● EXCERPTED DATA
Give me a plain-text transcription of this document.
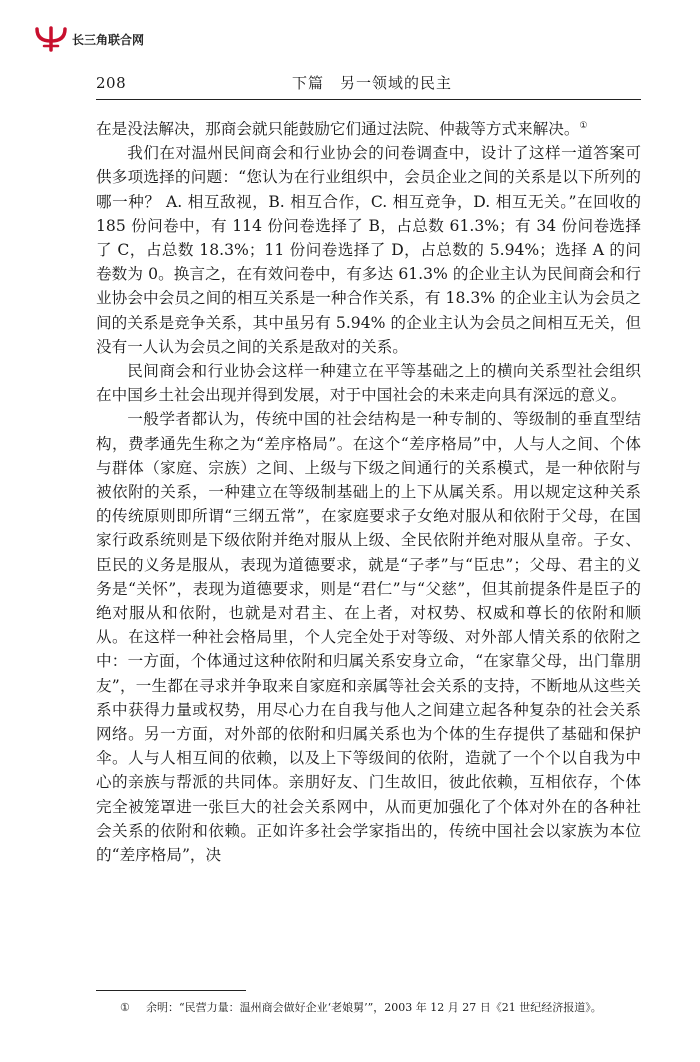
长三角联合网
208	下篇　另一领域的民主

在是没法解决，那商会就只能鼓励它们通过法院、仲裁等方式来解决。①

我们在对温州民间商会和行业协会的问卷调查中，设计了这样一道答案可供多项选择的问题：“您认为在行业组织中，会员企业之间的关系是以下所列的哪一种？ A. 相互敌视，B. 相互合作，C. 相互竞争，D. 相互无关。”在回收的 185 份问卷中，有 114 份问卷选择了 B，占总数 61.3%；有 34 份问卷选择了 C，占总数 18.3%；11 份问卷选择了 D，占总数的 5.94%；选择 A 的问卷数为 0。换言之，在有效问卷中，有多达 61.3% 的企业主认为民间商会和行业协会中会员之间的相互关系是一种合作关系，有 18.3% 的企业主认为会员之间的关系是竞争关系，其中虽另有 5.94% 的企业主认为会员之间相互无关，但没有一人认为会员之间的关系是敌对的关系。

民间商会和行业协会这样一种建立在平等基础之上的横向关系型社会组织在中国乡土社会出现并得到发展，对于中国社会的未来走向具有深远的意义。

一般学者都认为，传统中国的社会结构是一种专制的、等级制的垂直型结构，费孝通先生称之为“差序格局”。在这个“差序格局”中，人与人之间、个体与群体（家庭、宗族）之间、上级与下级之间通行的关系模式，是一种依附与被依附的关系，一种建立在等级制基础上的上下从属关系。用以规定这种关系的传统原则即所谓“三纲五常”，在家庭要求子女绝对服从和依附于父母，在国家行政系统则是下级依附并绝对服从上级、全民依附并绝对服从皇帝。子女、臣民的义务是服从，表现为道德要求，就是“子孝”与“臣忠”；父母、君主的义务是“关怀”，表现为道德要求，则是“君仁”与“父慈”，但其前提条件是臣子的绝对服从和依附，也就是对君主、在上者，对权势、权威和尊长的依附和顺从。在这样一种社会格局里，个人完全处于对等级、对外部人情关系的依附之中：一方面，个体通过这种依附和归属关系安身立命，“在家靠父母，出门靠朋友”，一生都在寻求并争取来自家庭和亲属等社会关系的支持，不断地从这些关系中获得力量或权势，用尽心力在自我与他人之间建立起各种复杂的社会关系网络。另一方面，对外部的依附和归属关系也为个体的生存提供了基础和保护伞。人与人相互间的依赖，以及上下等级间的依附，造就了一个个以自我为中心的亲族与帮派的共同体。亲朋好友、门生故旧，彼此依赖，互相依存，个体完全被笼罩进一张巨大的社会关系网中，从而更加强化了个体对外在的各种社会关系的依附和依赖。正如许多社会学家指出的，传统中国社会以家族为本位的“差序格局”，决

① 余明：“民营力量：温州商会做好企业‘老娘舅’”，2003 年 12 月 27 日《21 世纪经济报道》。
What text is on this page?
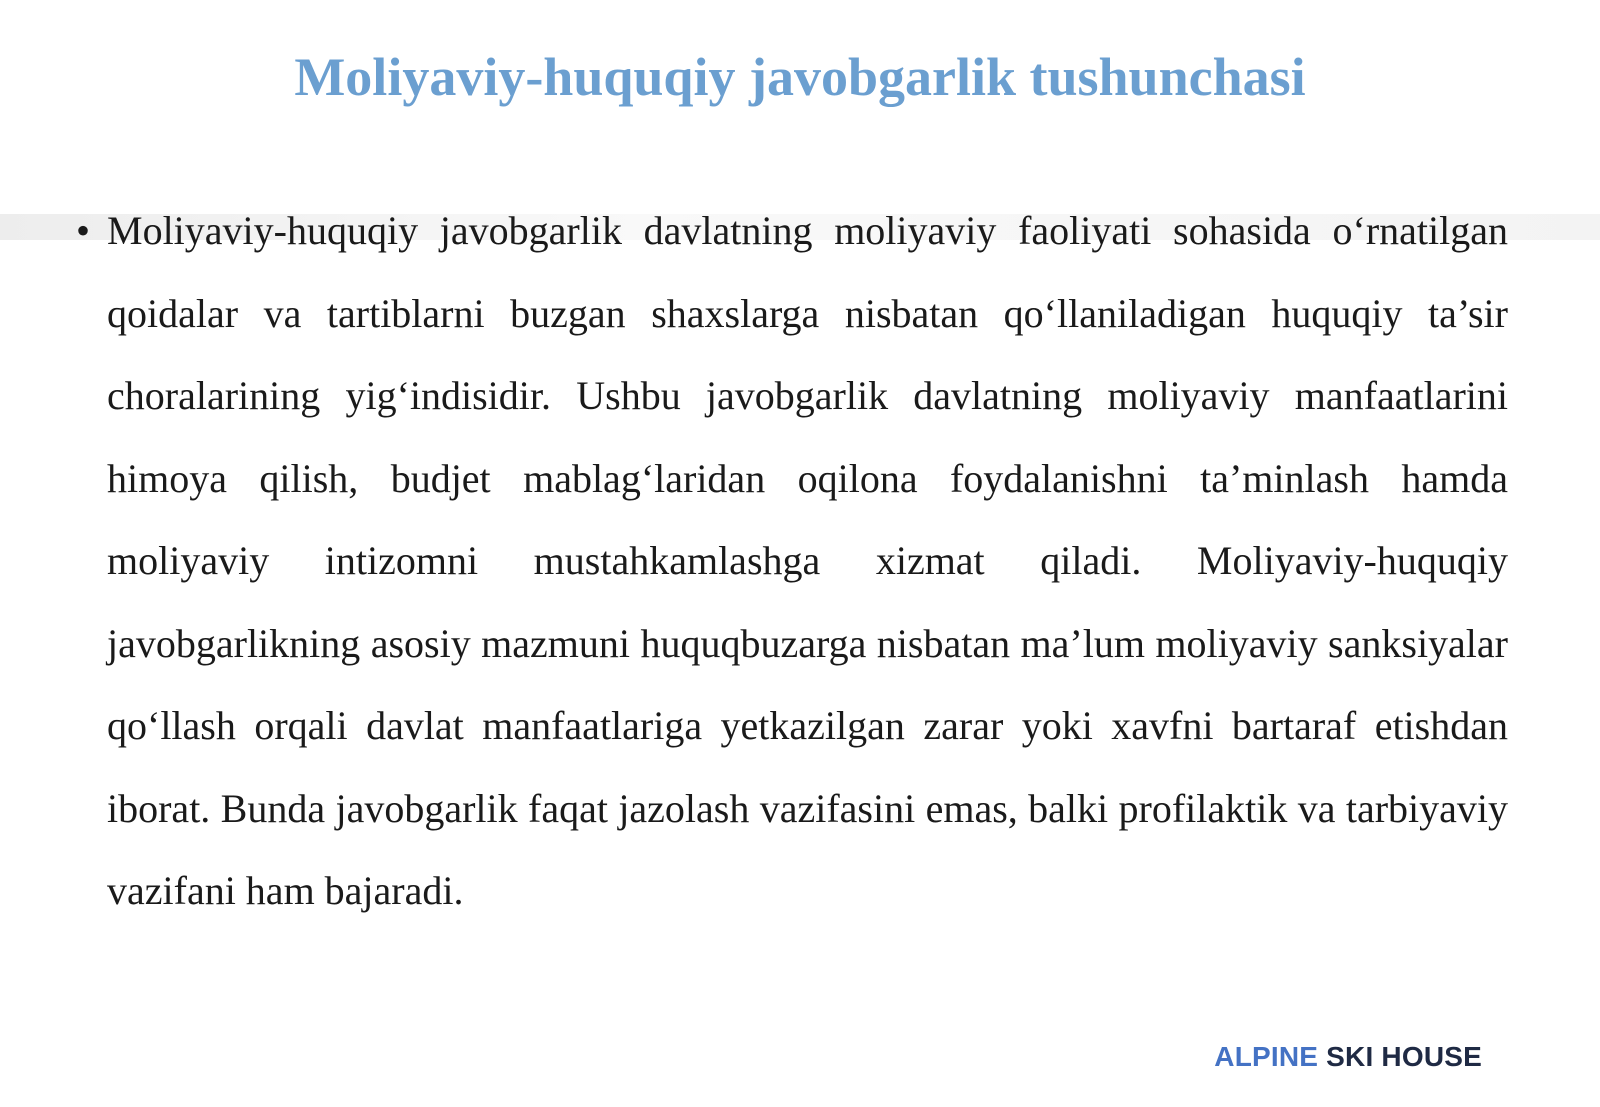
Moliyaviy-huquqiy javobgarlik tushunchasi
• Moliyaviy-huquqiy javobgarlik davlatning moliyaviy faoliyati sohasida o‘rnatilgan qoidalar va tartiblarni buzgan shaxslarga nisbatan qo‘llaniladigan huquqiy ta’sir choralarining yig‘indisidir. Ushbu javobgarlik davlatning moliyaviy manfaatlarini himoya qilish, budjet mablag‘laridan oqilona foydalanishni ta’minlash hamda moliyaviy intizomni mustahkamlashga xizmat qiladi. Moliyaviy-huquqiy javobgarlikning asosiy mazmuni huquqbuzarga nisbatan ma’lum moliyaviy sanksiyalar qo‘llash orqali davlat manfaatlariga yetkazilgan zarar yoki xavfni bartaraf etishdan iborat. Bunda javobgarlik faqat jazolash vazifasini emas, balki profilaktik va tarbiyaviy vazifani ham bajaradi.

ALPINE SKI HOUSE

● SET PROBLEM
Extract, exactly as written, the span of lines from the one holding "What text is on this page?" through the last line, inclusive. Skip any picture.

● IN RESPONSE
What text is on this page?
Moliyaviy-huquqiy javobgarlik tushunchasi
• Moliyaviy-huquqiy javobgarlik davlatning moliyaviy faoliyati sohasida o‘rnatilgan qoidalar va tartiblarni buzgan shaxslarga nisbatan qo‘llaniladigan huquqiy ta’sir choralarining yig‘indisidir. Ushbu javobgarlik davlatning moliyaviy manfaatlarini himoya qilish, budjet mablag‘laridan oqilona foydalanishni ta’minlash hamda moliyaviy intizomni mustahkamlashga xizmat qiladi. Moliyaviy-huquqiy javobgarlikning asosiy mazmuni huquqbuzarga nisbatan ma’lum moliyaviy sanksiyalar qo‘llash orqali davlat manfaatlariga yetkazilgan zarar yoki xavfni bartaraf etishdan iborat. Bunda javobgarlik faqat jazolash vazifasini emas, balki profilaktik va tarbiyaviy vazifani ham bajaradi.

ALPINE SKI HOUSE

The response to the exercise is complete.